Task: Exactly as written, retype the listing below, omitting the pictures.

Record extracts:
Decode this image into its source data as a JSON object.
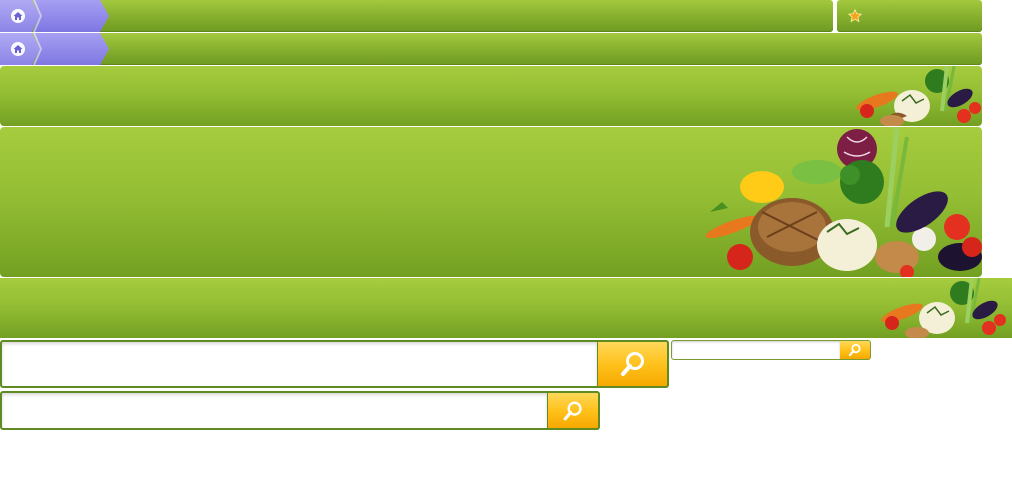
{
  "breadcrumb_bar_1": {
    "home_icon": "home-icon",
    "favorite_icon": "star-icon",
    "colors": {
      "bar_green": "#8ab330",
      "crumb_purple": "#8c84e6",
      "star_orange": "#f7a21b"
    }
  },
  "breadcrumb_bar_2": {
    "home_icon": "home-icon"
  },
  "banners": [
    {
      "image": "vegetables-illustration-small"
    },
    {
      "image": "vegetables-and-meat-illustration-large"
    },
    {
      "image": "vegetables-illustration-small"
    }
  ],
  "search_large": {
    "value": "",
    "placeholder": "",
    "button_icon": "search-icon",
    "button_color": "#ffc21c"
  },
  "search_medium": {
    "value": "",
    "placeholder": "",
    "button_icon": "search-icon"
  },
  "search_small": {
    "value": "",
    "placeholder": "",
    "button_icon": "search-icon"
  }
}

Task solution:
Decode this image into its source data as a JSON object.
{
  "breadcrumb_bar_1": {
    "home_icon": "home-icon",
    "favorite_icon": "star-icon",
    "colors": {
      "bar_green": "#8ab330",
      "crumb_purple": "#8c84e6",
      "star_orange": "#f7a21b"
    }
  },
  "breadcrumb_bar_2": {
    "home_icon": "home-icon"
  },
  "banners": [
    {
      "image": "vegetables-illustration-small"
    },
    {
      "image": "vegetables-and-meat-illustration-large"
    },
    {
      "image": "vegetables-illustration-small"
    }
  ],
  "search_large": {
    "value": "",
    "placeholder": "",
    "button_icon": "search-icon",
    "button_color": "#ffc21c"
  },
  "search_medium": {
    "value": "",
    "placeholder": "",
    "button_icon": "search-icon"
  },
  "search_small": {
    "value": "",
    "placeholder": "",
    "button_icon": "search-icon"
  }
}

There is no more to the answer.